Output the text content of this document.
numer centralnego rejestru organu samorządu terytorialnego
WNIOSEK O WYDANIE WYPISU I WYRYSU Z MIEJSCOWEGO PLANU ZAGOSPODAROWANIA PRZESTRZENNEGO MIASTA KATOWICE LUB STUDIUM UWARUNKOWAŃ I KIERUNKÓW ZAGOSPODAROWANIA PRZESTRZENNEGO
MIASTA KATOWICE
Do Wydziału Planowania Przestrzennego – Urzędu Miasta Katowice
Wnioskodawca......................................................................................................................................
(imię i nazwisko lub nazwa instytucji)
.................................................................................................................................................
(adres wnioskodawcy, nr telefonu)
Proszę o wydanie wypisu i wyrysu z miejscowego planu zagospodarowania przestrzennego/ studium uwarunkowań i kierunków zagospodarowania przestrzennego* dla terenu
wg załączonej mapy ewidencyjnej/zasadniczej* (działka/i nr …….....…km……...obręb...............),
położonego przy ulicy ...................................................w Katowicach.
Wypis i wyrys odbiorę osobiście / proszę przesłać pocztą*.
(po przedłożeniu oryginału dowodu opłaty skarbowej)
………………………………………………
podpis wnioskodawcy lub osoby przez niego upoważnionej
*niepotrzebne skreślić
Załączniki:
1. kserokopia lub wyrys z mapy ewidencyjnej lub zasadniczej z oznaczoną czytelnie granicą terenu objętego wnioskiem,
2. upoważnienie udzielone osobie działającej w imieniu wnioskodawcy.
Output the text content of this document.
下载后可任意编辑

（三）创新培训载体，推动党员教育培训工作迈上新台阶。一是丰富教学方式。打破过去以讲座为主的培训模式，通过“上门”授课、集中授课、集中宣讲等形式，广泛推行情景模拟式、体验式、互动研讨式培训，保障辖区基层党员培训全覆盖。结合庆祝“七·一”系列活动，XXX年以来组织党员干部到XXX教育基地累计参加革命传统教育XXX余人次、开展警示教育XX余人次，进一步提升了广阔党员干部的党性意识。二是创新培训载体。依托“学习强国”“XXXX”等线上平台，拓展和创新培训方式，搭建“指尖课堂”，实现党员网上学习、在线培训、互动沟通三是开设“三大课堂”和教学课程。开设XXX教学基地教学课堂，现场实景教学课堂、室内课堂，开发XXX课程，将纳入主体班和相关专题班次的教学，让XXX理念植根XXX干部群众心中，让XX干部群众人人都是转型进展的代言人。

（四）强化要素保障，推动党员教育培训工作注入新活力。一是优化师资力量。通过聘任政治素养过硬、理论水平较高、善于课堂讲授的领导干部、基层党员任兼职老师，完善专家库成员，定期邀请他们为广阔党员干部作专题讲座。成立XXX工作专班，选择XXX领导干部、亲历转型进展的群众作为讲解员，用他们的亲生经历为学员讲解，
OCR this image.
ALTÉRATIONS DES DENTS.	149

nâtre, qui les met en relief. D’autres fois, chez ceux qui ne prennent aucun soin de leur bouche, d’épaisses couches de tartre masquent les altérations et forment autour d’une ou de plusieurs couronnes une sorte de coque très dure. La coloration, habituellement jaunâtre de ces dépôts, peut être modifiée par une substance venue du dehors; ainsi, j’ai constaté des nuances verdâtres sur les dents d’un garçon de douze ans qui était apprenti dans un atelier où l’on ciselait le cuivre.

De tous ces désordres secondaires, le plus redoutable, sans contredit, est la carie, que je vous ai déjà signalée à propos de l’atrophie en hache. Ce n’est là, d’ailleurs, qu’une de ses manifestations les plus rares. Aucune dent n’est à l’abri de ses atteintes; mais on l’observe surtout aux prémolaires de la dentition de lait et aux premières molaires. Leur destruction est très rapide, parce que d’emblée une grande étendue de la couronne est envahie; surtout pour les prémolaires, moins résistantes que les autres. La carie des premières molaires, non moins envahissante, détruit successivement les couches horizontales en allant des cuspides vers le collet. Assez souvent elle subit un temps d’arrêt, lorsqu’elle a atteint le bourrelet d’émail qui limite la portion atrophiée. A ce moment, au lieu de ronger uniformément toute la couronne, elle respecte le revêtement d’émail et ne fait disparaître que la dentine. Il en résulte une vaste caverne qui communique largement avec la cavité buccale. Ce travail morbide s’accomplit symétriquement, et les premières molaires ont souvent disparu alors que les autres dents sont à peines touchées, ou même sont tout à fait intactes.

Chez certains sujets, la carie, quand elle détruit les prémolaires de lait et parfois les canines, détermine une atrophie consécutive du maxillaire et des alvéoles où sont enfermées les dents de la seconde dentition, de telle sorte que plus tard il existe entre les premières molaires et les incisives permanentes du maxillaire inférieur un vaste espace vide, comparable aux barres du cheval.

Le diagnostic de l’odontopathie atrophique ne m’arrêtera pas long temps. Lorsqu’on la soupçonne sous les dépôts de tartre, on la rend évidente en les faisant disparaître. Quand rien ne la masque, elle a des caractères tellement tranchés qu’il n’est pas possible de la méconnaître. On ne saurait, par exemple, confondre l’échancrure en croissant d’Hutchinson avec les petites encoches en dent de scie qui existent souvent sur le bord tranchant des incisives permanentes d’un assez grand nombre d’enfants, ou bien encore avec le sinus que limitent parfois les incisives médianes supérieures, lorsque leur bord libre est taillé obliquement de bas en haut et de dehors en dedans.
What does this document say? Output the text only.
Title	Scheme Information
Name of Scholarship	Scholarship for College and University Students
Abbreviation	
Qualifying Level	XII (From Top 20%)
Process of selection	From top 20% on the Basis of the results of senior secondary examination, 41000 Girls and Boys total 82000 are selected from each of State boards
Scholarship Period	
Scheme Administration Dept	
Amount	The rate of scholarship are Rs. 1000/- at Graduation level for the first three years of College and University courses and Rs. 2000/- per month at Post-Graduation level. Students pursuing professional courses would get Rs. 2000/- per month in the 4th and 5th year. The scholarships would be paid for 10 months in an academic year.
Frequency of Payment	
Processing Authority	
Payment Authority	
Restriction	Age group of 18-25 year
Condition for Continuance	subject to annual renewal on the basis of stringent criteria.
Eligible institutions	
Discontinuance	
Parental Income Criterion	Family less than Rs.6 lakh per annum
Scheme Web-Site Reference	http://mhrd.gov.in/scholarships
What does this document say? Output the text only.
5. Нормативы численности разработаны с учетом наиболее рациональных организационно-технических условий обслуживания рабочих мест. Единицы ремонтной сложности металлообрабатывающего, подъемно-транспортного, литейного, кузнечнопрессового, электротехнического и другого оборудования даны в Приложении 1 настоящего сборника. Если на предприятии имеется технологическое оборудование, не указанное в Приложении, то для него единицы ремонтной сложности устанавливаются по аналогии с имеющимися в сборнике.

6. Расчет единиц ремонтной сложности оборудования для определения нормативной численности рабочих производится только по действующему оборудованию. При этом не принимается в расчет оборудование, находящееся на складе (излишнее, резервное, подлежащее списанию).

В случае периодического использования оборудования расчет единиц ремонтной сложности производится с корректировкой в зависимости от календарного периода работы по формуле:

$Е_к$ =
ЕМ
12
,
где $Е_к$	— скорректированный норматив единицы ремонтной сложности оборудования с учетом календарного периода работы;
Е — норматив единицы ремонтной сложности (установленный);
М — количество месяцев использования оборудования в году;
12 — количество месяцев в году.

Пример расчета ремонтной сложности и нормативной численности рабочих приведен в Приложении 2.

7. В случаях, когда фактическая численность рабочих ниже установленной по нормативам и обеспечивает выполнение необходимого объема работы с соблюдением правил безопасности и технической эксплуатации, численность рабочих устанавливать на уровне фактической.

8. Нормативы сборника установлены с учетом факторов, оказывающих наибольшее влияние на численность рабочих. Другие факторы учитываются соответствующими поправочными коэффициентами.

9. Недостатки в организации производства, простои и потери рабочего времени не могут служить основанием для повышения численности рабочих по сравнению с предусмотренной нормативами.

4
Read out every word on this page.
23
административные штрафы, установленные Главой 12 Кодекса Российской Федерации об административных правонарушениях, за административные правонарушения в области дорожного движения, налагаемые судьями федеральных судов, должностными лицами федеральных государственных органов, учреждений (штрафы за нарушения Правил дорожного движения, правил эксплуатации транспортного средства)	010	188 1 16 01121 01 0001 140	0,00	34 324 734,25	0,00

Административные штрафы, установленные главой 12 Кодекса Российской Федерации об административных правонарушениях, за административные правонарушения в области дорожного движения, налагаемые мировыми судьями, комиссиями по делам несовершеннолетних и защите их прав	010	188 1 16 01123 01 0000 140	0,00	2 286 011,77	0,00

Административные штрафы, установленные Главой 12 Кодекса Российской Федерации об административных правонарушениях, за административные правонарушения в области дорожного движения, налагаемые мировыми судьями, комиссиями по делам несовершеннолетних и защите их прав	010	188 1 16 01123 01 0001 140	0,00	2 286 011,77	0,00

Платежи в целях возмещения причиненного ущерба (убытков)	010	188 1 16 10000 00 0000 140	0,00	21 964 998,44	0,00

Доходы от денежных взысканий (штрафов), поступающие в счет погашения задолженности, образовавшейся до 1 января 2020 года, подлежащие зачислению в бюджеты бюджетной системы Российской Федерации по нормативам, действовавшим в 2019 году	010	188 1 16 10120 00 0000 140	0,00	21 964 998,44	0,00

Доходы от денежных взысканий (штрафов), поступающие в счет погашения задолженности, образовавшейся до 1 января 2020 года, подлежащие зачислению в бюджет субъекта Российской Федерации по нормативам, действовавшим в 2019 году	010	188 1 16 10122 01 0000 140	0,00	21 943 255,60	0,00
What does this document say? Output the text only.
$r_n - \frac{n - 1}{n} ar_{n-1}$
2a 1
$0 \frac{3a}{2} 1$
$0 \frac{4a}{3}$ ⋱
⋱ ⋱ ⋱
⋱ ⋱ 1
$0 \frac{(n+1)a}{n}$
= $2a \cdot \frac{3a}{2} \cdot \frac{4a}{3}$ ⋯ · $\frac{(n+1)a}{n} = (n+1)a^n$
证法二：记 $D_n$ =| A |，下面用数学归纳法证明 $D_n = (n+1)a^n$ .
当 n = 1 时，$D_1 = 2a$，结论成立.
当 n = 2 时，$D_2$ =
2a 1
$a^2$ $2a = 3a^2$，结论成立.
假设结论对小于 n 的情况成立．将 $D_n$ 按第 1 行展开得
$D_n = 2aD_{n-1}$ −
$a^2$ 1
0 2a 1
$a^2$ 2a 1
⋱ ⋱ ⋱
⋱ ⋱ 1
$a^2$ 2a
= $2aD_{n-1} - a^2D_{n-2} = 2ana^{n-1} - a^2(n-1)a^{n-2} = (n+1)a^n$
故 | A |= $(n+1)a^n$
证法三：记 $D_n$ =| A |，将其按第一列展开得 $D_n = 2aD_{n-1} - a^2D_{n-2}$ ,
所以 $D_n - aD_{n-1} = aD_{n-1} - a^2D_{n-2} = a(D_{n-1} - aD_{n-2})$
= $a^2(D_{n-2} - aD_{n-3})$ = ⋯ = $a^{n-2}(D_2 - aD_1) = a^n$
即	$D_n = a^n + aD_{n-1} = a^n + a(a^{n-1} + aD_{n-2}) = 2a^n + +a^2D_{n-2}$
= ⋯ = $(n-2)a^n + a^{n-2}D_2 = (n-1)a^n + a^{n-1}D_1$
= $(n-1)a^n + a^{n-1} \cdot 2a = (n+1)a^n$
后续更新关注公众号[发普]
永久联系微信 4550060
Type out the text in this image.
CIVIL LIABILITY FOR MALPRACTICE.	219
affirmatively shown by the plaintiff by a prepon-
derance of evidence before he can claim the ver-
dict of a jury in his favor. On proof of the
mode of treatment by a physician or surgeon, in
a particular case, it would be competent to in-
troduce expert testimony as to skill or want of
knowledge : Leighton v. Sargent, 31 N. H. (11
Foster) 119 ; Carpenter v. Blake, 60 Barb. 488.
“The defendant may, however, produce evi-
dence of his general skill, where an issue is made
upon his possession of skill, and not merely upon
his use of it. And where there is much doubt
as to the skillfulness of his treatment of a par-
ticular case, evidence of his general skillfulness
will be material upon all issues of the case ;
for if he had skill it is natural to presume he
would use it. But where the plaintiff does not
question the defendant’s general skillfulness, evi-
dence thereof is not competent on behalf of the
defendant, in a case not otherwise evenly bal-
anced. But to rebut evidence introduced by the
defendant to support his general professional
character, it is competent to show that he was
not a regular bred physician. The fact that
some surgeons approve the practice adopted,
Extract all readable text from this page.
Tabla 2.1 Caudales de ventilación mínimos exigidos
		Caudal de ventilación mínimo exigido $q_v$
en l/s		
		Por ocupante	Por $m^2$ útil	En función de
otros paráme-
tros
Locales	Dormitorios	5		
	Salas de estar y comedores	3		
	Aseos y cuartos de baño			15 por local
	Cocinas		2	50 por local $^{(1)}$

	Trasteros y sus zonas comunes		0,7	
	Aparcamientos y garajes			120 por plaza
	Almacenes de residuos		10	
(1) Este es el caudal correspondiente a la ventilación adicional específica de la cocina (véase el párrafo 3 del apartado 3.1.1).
________________________________________
Problem requirements | Retype exactly the lines from the one containing "Extract all readable text from this page." through the last line of the records above, including both.

Written solution |
Extract all readable text from this page.
Tabla 2.1 Caudales de ventilación mínimos exigidos
		Caudal de ventilación mínimo exigido $q_v$
en l/s		
		Por ocupante	Por $m^2$ útil	En función de
otros paráme-
tros
Locales	Dormitorios	5		
	Salas de estar y comedores	3		
	Aseos y cuartos de baño			15 por local
	Cocinas		2	50 por local $^{(1)}$

	Trasteros y sus zonas comunes		0,7	
	Aparcamientos y garajes			120 por plaza
	Almacenes de residuos		10	
(1) Este es el caudal correspondiente a la ventilación adicional específica de la cocina (véase el párrafo 3 del apartado 3.1.1).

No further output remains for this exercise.